### ASSIGNED TASK:
Scanning the listing below, tally every line where the string "ACRES" shows up, then state the count alone.

· · · ·

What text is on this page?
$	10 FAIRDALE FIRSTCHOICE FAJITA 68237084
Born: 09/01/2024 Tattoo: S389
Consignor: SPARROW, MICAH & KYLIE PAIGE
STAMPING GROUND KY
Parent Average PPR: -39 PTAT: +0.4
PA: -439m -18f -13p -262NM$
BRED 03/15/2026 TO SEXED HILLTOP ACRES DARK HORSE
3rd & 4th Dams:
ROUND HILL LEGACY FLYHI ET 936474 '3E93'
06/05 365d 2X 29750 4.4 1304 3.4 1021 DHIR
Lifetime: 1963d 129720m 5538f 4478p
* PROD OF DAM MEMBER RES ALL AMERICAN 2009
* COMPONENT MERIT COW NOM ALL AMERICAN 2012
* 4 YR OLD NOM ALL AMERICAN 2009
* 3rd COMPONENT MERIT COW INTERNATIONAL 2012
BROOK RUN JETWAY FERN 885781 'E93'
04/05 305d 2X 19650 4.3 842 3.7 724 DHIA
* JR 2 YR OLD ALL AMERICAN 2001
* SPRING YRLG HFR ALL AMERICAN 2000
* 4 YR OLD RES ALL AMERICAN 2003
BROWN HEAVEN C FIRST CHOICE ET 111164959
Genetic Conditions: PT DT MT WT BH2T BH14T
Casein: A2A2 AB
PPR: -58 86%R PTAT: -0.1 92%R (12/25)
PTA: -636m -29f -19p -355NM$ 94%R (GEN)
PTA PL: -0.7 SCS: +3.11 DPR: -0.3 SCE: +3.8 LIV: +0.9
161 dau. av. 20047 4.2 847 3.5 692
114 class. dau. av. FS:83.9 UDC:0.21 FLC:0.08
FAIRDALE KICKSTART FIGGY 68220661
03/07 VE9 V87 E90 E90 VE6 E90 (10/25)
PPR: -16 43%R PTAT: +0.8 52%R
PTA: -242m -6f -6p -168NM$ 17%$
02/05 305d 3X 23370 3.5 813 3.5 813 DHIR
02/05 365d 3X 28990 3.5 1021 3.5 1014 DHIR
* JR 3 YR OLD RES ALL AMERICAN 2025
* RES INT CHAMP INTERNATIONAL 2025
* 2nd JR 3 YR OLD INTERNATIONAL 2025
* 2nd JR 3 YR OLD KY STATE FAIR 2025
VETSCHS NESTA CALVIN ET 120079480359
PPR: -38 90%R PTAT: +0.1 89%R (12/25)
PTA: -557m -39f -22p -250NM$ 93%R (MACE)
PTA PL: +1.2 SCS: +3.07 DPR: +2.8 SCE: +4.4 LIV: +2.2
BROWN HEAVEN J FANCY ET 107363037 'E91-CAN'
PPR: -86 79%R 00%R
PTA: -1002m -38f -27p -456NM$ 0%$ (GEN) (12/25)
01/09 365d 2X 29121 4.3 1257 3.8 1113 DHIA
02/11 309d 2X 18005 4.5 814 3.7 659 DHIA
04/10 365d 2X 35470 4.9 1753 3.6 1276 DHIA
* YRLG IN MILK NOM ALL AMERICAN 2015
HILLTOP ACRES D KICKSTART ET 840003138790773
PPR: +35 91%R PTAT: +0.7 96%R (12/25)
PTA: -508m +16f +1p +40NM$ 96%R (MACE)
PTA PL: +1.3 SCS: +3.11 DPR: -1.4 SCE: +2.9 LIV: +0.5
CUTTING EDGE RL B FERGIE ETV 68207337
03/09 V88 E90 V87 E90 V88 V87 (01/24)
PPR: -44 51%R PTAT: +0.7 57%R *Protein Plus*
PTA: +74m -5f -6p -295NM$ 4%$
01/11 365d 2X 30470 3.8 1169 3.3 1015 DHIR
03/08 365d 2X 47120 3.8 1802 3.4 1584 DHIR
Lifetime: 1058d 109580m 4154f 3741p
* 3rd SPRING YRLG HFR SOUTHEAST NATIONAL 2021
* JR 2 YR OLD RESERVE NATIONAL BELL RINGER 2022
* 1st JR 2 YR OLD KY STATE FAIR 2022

· · · ·

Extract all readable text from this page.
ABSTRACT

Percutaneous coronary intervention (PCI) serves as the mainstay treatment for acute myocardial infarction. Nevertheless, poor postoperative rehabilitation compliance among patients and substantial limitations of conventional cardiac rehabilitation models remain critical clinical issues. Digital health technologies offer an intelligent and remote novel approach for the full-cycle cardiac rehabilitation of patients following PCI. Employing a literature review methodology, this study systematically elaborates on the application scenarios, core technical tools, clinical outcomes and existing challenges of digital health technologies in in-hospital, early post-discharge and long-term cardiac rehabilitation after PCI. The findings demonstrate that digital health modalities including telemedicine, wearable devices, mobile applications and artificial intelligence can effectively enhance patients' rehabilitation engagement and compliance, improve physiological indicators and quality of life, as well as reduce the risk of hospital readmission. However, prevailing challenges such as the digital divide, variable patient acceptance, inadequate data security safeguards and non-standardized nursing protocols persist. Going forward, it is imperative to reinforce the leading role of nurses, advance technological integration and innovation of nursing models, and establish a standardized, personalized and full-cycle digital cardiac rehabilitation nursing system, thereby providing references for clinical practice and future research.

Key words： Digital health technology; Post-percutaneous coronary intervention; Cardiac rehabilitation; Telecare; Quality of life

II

· · · ·

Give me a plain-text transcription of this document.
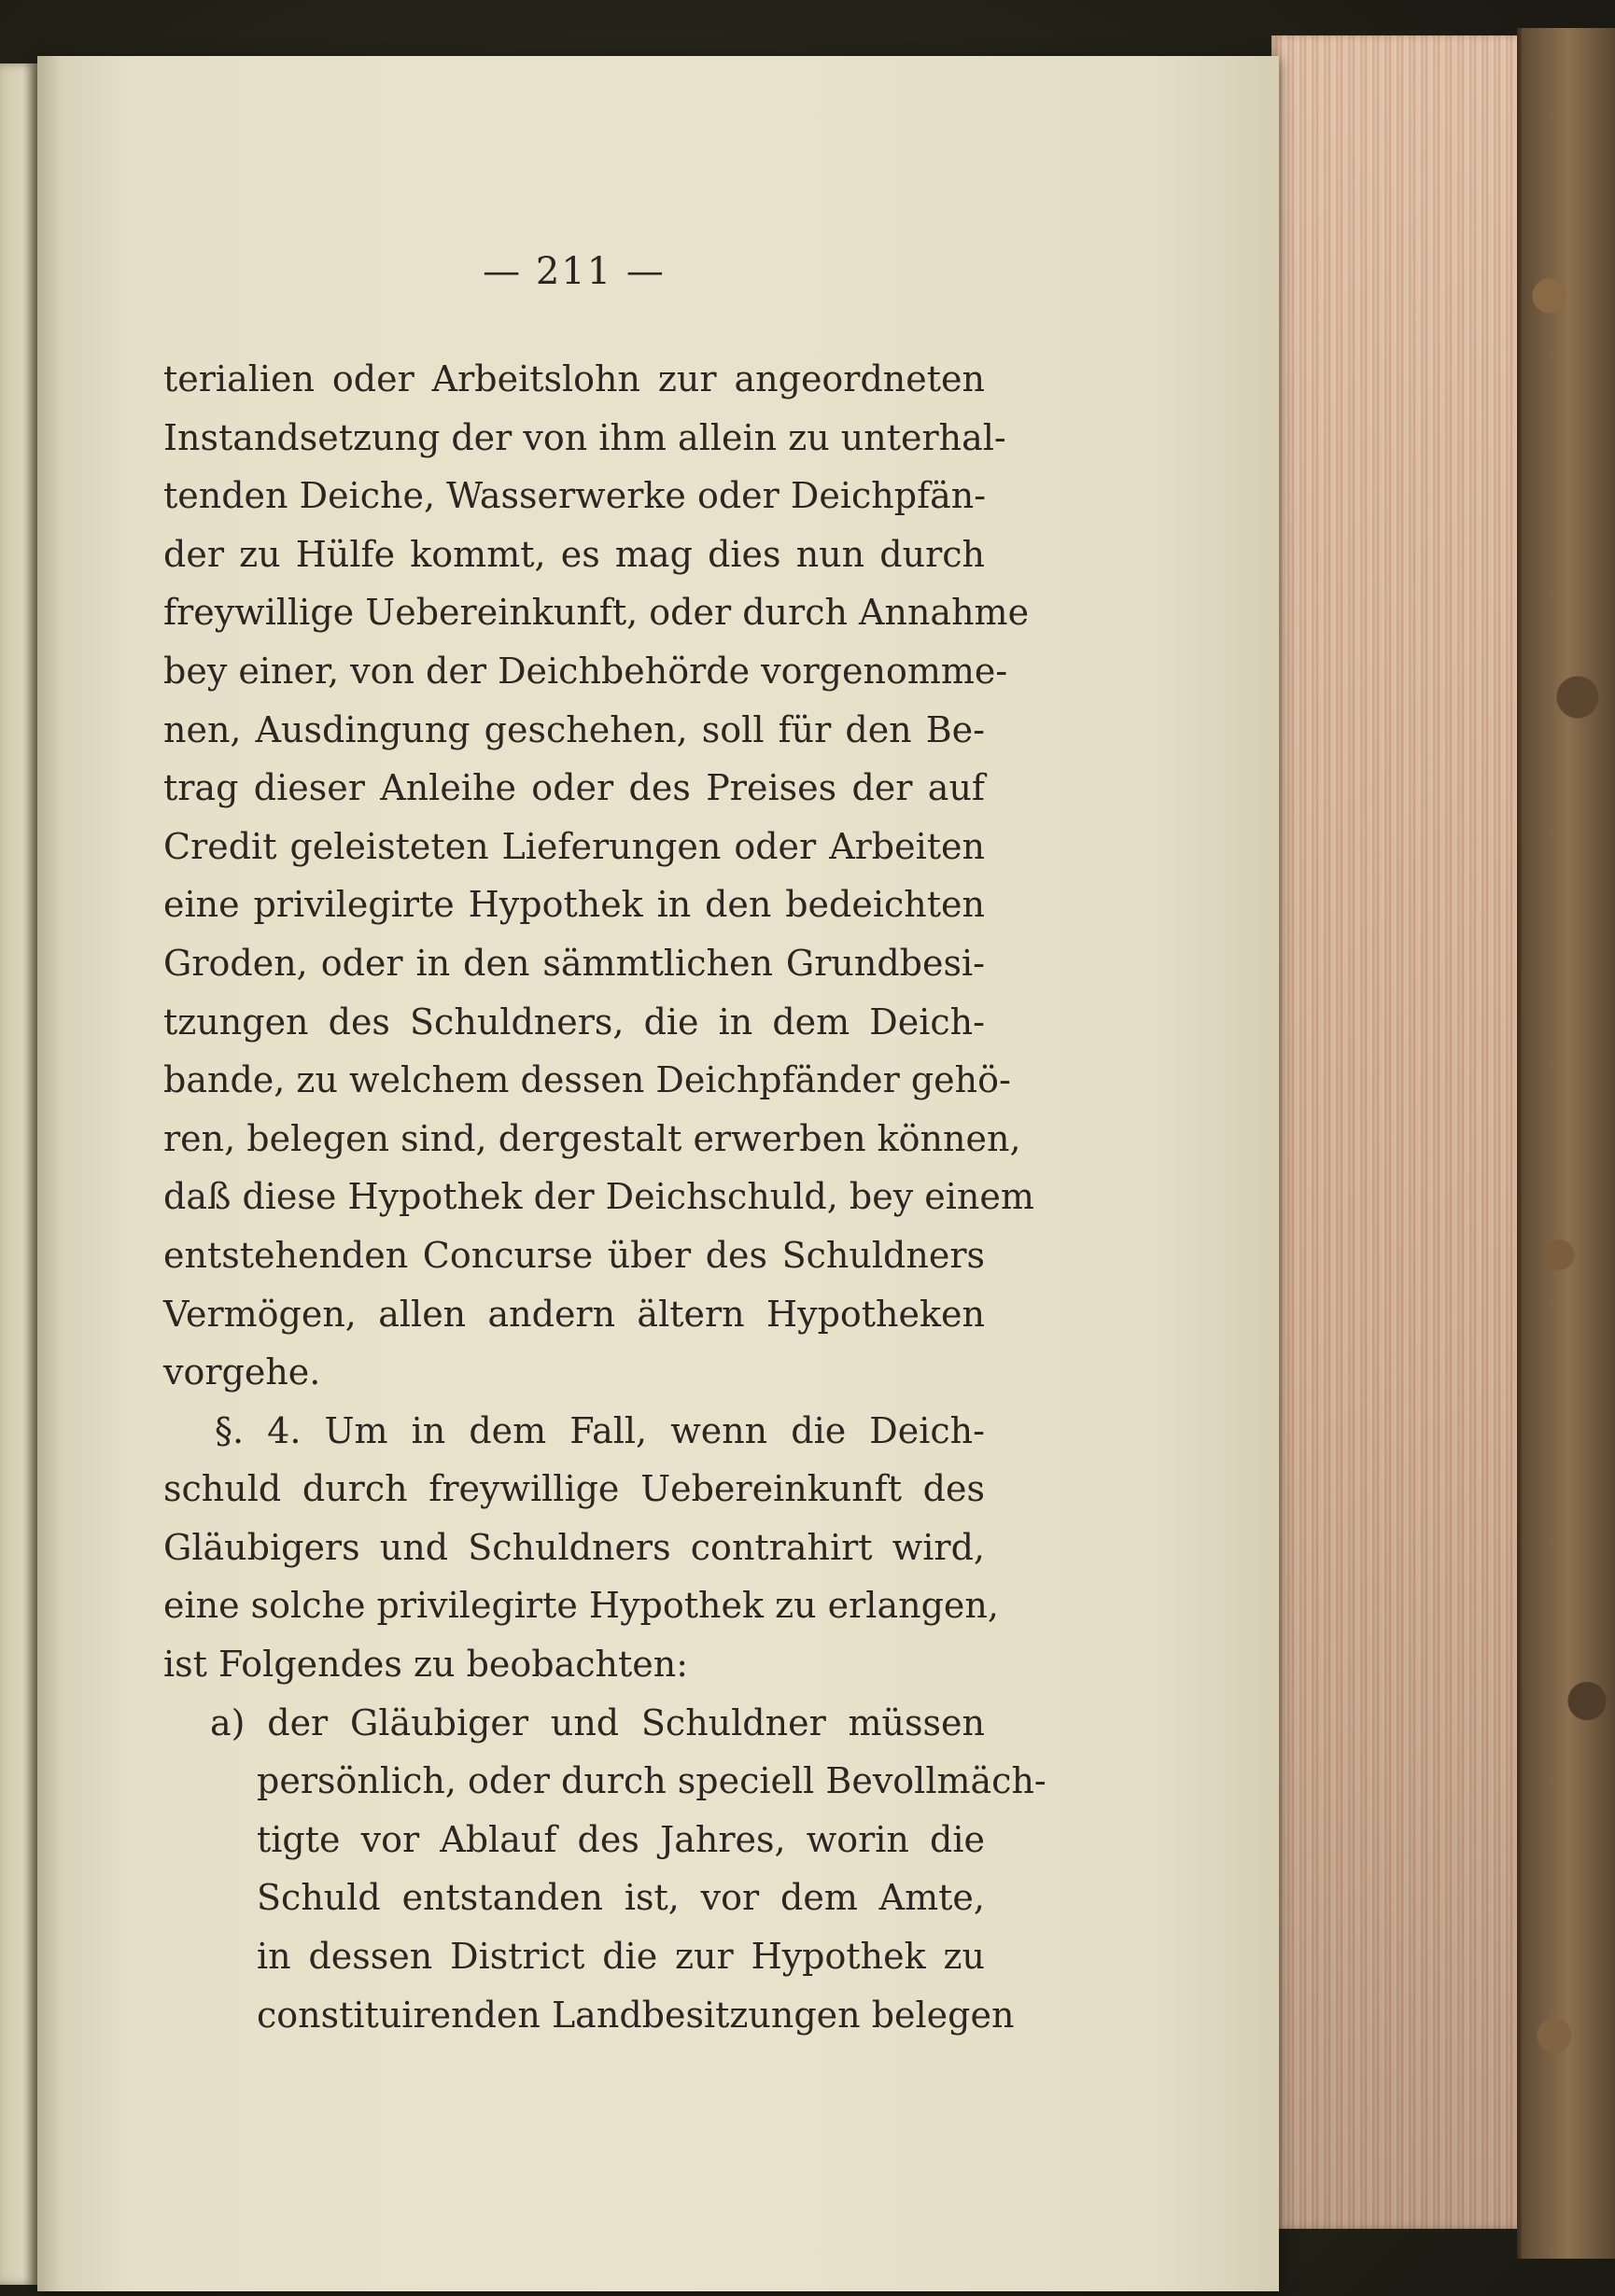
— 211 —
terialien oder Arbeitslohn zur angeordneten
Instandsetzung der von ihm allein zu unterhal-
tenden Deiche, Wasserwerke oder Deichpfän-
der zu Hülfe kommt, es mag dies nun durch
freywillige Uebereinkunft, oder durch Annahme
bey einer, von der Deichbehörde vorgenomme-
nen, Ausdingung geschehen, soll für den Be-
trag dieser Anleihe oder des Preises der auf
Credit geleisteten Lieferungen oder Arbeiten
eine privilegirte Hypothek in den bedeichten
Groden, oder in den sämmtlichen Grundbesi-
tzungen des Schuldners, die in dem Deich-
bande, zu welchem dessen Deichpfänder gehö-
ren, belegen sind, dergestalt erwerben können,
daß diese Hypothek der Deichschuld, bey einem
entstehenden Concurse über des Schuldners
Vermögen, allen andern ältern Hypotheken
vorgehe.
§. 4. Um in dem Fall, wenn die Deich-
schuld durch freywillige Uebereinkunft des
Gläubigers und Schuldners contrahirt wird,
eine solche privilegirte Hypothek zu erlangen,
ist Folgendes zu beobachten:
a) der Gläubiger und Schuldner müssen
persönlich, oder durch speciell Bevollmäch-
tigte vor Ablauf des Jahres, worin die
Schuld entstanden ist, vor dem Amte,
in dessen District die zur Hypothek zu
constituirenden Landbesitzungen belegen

· · · ·

### RESULT:
2